═════ Supplied information

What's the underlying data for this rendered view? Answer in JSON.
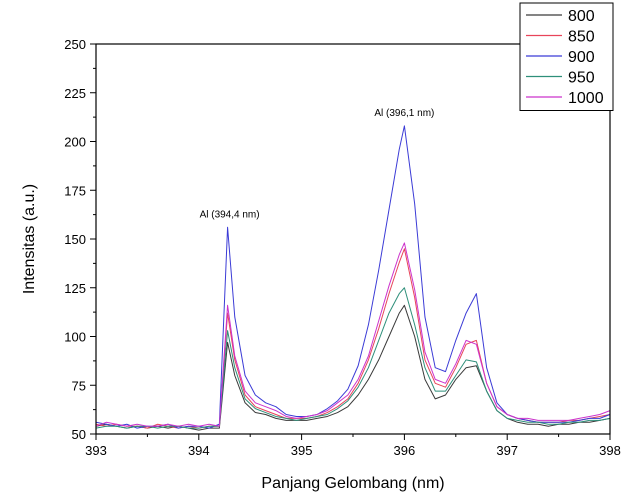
{
  "chart_data": {
    "type": "line",
    "xlabel": "Panjang Gelombang (nm)",
    "ylabel": "Intensitas (a.u.)",
    "xlim": [
      393,
      398
    ],
    "ylim": [
      50,
      250
    ],
    "xticks": [
      "393",
      "394",
      "395",
      "396",
      "397",
      "398"
    ],
    "yticks": [
      "50",
      "75",
      "100",
      "125",
      "150",
      "175",
      "200",
      "225",
      "250"
    ],
    "legend_position": "top-right",
    "annotations": [
      {
        "text": "Al (394,4 nm)",
        "x": 394.28,
        "y": 158
      },
      {
        "text": "Al (396,1 nm)",
        "x": 395.98,
        "y": 210
      }
    ],
    "x": [
      393.0,
      393.1,
      393.2,
      393.3,
      393.4,
      393.5,
      393.6,
      393.7,
      393.8,
      393.9,
      394.0,
      394.1,
      394.2,
      394.28,
      394.35,
      394.45,
      394.55,
      394.65,
      394.75,
      394.85,
      394.95,
      395.05,
      395.15,
      395.25,
      395.35,
      395.45,
      395.55,
      395.65,
      395.75,
      395.85,
      395.95,
      396.0,
      396.1,
      396.2,
      396.3,
      396.4,
      396.5,
      396.6,
      396.7,
      396.8,
      396.9,
      397.0,
      397.1,
      397.2,
      397.3,
      397.4,
      397.5,
      397.6,
      397.7,
      397.8,
      397.9,
      398.0
    ],
    "series": [
      {
        "name": "800",
        "color": "#3a3a3a",
        "values": [
          54,
          55,
          54,
          53,
          54,
          53,
          54,
          53,
          54,
          53,
          52,
          53,
          53,
          97,
          80,
          66,
          61,
          60,
          58,
          57,
          57,
          57,
          58,
          59,
          61,
          64,
          70,
          78,
          88,
          100,
          112,
          116,
          100,
          78,
          68,
          70,
          78,
          84,
          85,
          72,
          62,
          58,
          56,
          55,
          55,
          54,
          55,
          55,
          56,
          56,
          57,
          58
        ]
      },
      {
        "name": "850",
        "color": "#e8445a",
        "values": [
          55,
          54,
          55,
          54,
          54,
          53,
          55,
          54,
          53,
          54,
          53,
          54,
          54,
          112,
          88,
          70,
          64,
          62,
          60,
          58,
          58,
          58,
          59,
          61,
          64,
          68,
          76,
          88,
          104,
          122,
          138,
          145,
          120,
          88,
          76,
          74,
          84,
          96,
          98,
          76,
          64,
          60,
          58,
          57,
          56,
          56,
          56,
          57,
          57,
          58,
          59,
          60
        ]
      },
      {
        "name": "900",
        "color": "#3b3bd6",
        "values": [
          56,
          55,
          54,
          55,
          53,
          54,
          54,
          55,
          53,
          54,
          54,
          53,
          55,
          156,
          110,
          80,
          70,
          66,
          64,
          60,
          59,
          59,
          60,
          63,
          67,
          73,
          85,
          106,
          134,
          165,
          196,
          208,
          168,
          110,
          84,
          82,
          98,
          112,
          122,
          84,
          66,
          60,
          58,
          57,
          56,
          56,
          56,
          56,
          57,
          58,
          58,
          60
        ]
      },
      {
        "name": "950",
        "color": "#2e8f7a",
        "values": [
          53,
          54,
          54,
          53,
          54,
          54,
          53,
          54,
          54,
          53,
          53,
          54,
          54,
          103,
          84,
          68,
          63,
          61,
          59,
          58,
          57,
          58,
          59,
          60,
          63,
          67,
          74,
          84,
          98,
          112,
          122,
          125,
          106,
          84,
          72,
          72,
          80,
          88,
          87,
          72,
          62,
          58,
          57,
          56,
          56,
          55,
          55,
          56,
          56,
          57,
          57,
          58
        ]
      },
      {
        "name": "1000",
        "color": "#cc33cc",
        "values": [
          54,
          56,
          55,
          54,
          55,
          54,
          54,
          55,
          54,
          55,
          54,
          55,
          54,
          116,
          90,
          72,
          66,
          64,
          62,
          59,
          58,
          59,
          60,
          62,
          66,
          70,
          78,
          90,
          108,
          126,
          142,
          148,
          124,
          92,
          78,
          76,
          86,
          98,
          96,
          76,
          64,
          60,
          58,
          58,
          57,
          57,
          57,
          57,
          58,
          59,
          60,
          62
        ]
      }
    ]
  }
}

══════════

Your objective:
Show all lines in the entries above where the word "color" appears.

Result below:
        "color": "#3a3a3a",
        "color": "#e8445a",
        "color": "#3b3bd6",
        "color": "#2e8f7a",
        "color": "#cc33cc",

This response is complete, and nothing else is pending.